(TASK REQUIREMENTS)
Scan the listing below for the word "annotation" and state how many lines hold it. Write nothing but the number.

** START OF INPUT MATERIAL **

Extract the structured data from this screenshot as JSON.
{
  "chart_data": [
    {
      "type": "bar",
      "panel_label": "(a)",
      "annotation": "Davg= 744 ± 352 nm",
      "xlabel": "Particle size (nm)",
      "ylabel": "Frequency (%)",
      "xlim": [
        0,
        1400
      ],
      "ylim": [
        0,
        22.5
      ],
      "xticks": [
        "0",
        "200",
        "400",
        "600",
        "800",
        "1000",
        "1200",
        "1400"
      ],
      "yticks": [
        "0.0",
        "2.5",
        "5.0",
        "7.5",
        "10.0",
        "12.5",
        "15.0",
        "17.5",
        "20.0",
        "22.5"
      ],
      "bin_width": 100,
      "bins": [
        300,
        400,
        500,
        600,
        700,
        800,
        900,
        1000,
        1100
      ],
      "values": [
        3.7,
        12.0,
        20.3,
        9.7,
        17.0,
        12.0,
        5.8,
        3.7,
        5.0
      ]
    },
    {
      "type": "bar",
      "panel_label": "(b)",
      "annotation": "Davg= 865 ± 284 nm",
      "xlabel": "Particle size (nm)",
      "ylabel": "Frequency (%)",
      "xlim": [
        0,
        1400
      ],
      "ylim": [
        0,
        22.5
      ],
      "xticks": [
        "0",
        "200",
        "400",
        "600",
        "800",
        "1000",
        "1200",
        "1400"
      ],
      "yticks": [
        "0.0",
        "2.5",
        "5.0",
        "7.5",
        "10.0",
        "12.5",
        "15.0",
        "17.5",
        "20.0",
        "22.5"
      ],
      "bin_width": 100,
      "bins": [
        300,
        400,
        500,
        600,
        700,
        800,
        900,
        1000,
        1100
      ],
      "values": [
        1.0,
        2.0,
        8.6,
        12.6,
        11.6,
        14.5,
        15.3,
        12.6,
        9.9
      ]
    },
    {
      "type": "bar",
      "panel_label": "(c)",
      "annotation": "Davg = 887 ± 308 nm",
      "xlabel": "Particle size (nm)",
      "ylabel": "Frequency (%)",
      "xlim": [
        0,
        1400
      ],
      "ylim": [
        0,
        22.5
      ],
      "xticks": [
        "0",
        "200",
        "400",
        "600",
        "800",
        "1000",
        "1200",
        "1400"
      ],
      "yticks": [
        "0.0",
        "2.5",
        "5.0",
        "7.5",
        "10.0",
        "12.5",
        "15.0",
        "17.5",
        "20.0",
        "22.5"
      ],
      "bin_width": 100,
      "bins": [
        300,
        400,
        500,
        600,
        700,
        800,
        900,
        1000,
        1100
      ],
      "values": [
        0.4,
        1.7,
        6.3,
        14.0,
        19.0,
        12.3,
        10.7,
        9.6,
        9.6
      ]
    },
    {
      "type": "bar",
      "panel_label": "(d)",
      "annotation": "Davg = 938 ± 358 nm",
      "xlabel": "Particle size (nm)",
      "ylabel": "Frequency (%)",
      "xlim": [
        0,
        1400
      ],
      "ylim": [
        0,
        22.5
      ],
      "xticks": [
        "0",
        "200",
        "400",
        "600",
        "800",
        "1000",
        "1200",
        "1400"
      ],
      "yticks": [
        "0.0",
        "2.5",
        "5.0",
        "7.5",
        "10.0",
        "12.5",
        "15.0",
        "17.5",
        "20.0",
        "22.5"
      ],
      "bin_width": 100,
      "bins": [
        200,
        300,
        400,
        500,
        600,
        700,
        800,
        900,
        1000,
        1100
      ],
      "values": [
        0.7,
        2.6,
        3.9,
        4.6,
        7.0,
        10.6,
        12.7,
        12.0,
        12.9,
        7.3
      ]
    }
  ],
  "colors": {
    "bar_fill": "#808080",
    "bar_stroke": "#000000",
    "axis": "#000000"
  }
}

** END OF INPUT MATERIAL **

(EXERCISE RESULT)
4